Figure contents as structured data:
•••••
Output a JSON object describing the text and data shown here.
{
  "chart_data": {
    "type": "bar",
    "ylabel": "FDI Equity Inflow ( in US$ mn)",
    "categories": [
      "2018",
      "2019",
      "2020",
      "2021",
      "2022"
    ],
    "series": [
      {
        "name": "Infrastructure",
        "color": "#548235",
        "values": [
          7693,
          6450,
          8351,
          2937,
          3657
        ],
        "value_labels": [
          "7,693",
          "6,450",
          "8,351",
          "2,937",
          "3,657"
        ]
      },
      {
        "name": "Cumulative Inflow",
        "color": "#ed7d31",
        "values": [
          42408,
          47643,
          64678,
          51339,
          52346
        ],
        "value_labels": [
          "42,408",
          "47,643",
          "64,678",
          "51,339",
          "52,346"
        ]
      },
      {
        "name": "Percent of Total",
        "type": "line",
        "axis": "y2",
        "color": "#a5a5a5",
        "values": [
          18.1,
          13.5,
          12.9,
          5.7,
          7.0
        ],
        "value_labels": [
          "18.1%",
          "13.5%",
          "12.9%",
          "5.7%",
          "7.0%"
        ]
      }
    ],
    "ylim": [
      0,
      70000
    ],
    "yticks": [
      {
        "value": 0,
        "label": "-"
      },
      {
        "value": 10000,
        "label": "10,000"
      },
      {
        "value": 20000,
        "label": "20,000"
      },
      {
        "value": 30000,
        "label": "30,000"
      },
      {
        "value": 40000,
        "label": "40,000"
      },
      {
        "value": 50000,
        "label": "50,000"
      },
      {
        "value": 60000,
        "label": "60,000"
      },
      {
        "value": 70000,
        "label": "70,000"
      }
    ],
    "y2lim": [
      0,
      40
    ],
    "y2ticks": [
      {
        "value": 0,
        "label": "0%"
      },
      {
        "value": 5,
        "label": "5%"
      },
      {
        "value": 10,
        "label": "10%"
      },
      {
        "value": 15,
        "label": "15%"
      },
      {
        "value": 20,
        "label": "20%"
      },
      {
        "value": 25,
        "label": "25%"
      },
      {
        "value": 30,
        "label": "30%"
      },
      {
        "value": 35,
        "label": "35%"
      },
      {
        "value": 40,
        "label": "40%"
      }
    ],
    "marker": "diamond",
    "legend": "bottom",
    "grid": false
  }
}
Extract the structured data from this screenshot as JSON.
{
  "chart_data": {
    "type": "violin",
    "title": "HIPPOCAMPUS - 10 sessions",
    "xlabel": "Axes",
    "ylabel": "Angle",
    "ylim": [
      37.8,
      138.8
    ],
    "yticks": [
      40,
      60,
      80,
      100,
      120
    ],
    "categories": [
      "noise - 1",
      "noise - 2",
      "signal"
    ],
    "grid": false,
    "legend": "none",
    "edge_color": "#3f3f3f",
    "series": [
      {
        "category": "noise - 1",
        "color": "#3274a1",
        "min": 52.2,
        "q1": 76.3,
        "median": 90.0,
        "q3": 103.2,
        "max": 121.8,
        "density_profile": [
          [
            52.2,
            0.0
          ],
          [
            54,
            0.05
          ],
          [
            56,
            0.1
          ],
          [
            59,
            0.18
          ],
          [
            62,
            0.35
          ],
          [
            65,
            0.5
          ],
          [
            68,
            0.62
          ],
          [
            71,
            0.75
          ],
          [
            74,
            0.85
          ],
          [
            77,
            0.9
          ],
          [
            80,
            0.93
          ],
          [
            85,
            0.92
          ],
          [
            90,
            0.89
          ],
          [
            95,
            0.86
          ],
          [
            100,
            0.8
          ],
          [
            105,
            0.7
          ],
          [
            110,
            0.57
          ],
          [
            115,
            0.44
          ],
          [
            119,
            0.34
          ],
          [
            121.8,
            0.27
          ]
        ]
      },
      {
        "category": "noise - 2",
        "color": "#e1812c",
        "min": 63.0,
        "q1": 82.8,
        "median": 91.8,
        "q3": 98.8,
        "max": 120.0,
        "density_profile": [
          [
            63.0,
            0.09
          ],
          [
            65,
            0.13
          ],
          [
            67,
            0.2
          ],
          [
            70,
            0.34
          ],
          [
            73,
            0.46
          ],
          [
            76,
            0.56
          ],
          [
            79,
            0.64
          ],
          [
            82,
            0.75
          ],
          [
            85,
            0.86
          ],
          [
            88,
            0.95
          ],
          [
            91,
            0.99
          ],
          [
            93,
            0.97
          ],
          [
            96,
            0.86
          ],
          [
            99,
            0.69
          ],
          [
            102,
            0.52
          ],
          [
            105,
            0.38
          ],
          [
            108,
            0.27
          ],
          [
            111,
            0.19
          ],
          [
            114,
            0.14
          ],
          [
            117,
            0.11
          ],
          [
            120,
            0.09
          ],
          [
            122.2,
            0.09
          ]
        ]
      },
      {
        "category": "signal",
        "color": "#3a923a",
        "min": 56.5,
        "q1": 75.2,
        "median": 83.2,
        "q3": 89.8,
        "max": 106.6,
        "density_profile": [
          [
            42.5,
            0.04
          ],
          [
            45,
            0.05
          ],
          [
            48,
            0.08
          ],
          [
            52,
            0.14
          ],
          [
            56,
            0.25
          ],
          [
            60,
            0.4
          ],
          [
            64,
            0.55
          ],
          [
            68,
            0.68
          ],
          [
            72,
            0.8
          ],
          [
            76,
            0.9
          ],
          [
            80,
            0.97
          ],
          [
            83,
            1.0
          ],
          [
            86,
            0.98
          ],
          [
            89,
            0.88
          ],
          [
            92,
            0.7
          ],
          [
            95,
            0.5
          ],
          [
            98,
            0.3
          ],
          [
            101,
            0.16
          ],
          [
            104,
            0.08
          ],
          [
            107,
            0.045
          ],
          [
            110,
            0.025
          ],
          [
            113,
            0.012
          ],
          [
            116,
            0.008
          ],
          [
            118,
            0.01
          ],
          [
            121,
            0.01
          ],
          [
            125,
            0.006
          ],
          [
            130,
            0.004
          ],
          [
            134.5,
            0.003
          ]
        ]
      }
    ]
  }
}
•••••
EXERCISE DIRECTIONS: All of the entries must be written out exactly as they stand.

EXPECTED ANSWER:
Output a JSON object describing the text and data shown here.
{
  "chart_data": {
    "type": "bar",
    "ylabel": "FDI Equity Inflow ( in US$ mn)",
    "categories": [
      "2018",
      "2019",
      "2020",
      "2021",
      "2022"
    ],
    "series": [
      {
        "name": "Infrastructure",
        "color": "#548235",
        "values": [
          7693,
          6450,
          8351,
          2937,
          3657
        ],
        "value_labels": [
          "7,693",
          "6,450",
          "8,351",
          "2,937",
          "3,657"
        ]
      },
      {
        "name": "Cumulative Inflow",
        "color": "#ed7d31",
        "values": [
          42408,
          47643,
          64678,
          51339,
          52346
        ],
        "value_labels": [
          "42,408",
          "47,643",
          "64,678",
          "51,339",
          "52,346"
        ]
      },
      {
        "name": "Percent of Total",
        "type": "line",
        "axis": "y2",
        "color": "#a5a5a5",
        "values": [
          18.1,
          13.5,
          12.9,
          5.7,
          7.0
        ],
        "value_labels": [
          "18.1%",
          "13.5%",
          "12.9%",
          "5.7%",
          "7.0%"
        ]
      }
    ],
    "ylim": [
      0,
      70000
    ],
    "yticks": [
      {
        "value": 0,
        "label": "-"
      },
      {
        "value": 10000,
        "label": "10,000"
      },
      {
        "value": 20000,
        "label": "20,000"
      },
      {
        "value": 30000,
        "label": "30,000"
      },
      {
        "value": 40000,
        "label": "40,000"
      },
      {
        "value": 50000,
        "label": "50,000"
      },
      {
        "value": 60000,
        "label": "60,000"
      },
      {
        "value": 70000,
        "label": "70,000"
      }
    ],
    "y2lim": [
      0,
      40
    ],
    "y2ticks": [
      {
        "value": 0,
        "label": "0%"
      },
      {
        "value": 5,
        "label": "5%"
      },
      {
        "value": 10,
        "label": "10%"
      },
      {
        "value": 15,
        "label": "15%"
      },
      {
        "value": 20,
        "label": "20%"
      },
      {
        "value": 25,
        "label": "25%"
      },
      {
        "value": 30,
        "label": "30%"
      },
      {
        "value": 35,
        "label": "35%"
      },
      {
        "value": 40,
        "label": "40%"
      }
    ],
    "marker": "diamond",
    "legend": "bottom",
    "grid": false
  }
}
Extract the structured data from this screenshot as JSON.
{
  "chart_data": {
    "type": "violin",
    "title": "HIPPOCAMPUS - 10 sessions",
    "xlabel": "Axes",
    "ylabel": "Angle",
    "ylim": [
      37.8,
      138.8
    ],
    "yticks": [
      40,
      60,
      80,
      100,
      120
    ],
    "categories": [
      "noise - 1",
      "noise - 2",
      "signal"
    ],
    "grid": false,
    "legend": "none",
    "edge_color": "#3f3f3f",
    "series": [
      {
        "category": "noise - 1",
        "color": "#3274a1",
        "min": 52.2,
        "q1": 76.3,
        "median": 90.0,
        "q3": 103.2,
        "max": 121.8,
        "density_profile": [
          [
            52.2,
            0.0
          ],
          [
            54,
            0.05
          ],
          [
            56,
            0.1
          ],
          [
            59,
            0.18
          ],
          [
            62,
            0.35
          ],
          [
            65,
            0.5
          ],
          [
            68,
            0.62
          ],
          [
            71,
            0.75
          ],
          [
            74,
            0.85
          ],
          [
            77,
            0.9
          ],
          [
            80,
            0.93
          ],
          [
            85,
            0.92
          ],
          [
            90,
            0.89
          ],
          [
            95,
            0.86
          ],
          [
            100,
            0.8
          ],
          [
            105,
            0.7
          ],
          [
            110,
            0.57
          ],
          [
            115,
            0.44
          ],
          [
            119,
            0.34
          ],
          [
            121.8,
            0.27
          ]
        ]
      },
      {
        "category": "noise - 2",
        "color": "#e1812c",
        "min": 63.0,
        "q1": 82.8,
        "median": 91.8,
        "q3": 98.8,
        "max": 120.0,
        "density_profile": [
          [
            63.0,
            0.09
          ],
          [
            65,
            0.13
          ],
          [
            67,
            0.2
          ],
          [
            70,
            0.34
          ],
          [
            73,
            0.46
          ],
          [
            76,
            0.56
          ],
          [
            79,
            0.64
          ],
          [
            82,
            0.75
          ],
          [
            85,
            0.86
          ],
          [
            88,
            0.95
          ],
          [
            91,
            0.99
          ],
          [
            93,
            0.97
          ],
          [
            96,
            0.86
          ],
          [
            99,
            0.69
          ],
          [
            102,
            0.52
          ],
          [
            105,
            0.38
          ],
          [
            108,
            0.27
          ],
          [
            111,
            0.19
          ],
          [
            114,
            0.14
          ],
          [
            117,
            0.11
          ],
          [
            120,
            0.09
          ],
          [
            122.2,
            0.09
          ]
        ]
      },
      {
        "category": "signal",
        "color": "#3a923a",
        "min": 56.5,
        "q1": 75.2,
        "median": 83.2,
        "q3": 89.8,
        "max": 106.6,
        "density_profile": [
          [
            42.5,
            0.04
          ],
          [
            45,
            0.05
          ],
          [
            48,
            0.08
          ],
          [
            52,
            0.14
          ],
          [
            56,
            0.25
          ],
          [
            60,
            0.4
          ],
          [
            64,
            0.55
          ],
          [
            68,
            0.68
          ],
          [
            72,
            0.8
          ],
          [
            76,
            0.9
          ],
          [
            80,
            0.97
          ],
          [
            83,
            1.0
          ],
          [
            86,
            0.98
          ],
          [
            89,
            0.88
          ],
          [
            92,
            0.7
          ],
          [
            95,
            0.5
          ],
          [
            98,
            0.3
          ],
          [
            101,
            0.16
          ],
          [
            104,
            0.08
          ],
          [
            107,
            0.045
          ],
          [
            110,
            0.025
          ],
          [
            113,
            0.012
          ],
          [
            116,
            0.008
          ],
          [
            118,
            0.01
          ],
          [
            121,
            0.01
          ],
          [
            125,
            0.006
          ],
          [
            130,
            0.004
          ],
          [
            134.5,
            0.003
          ]
        ]
      }
    ]
  }
}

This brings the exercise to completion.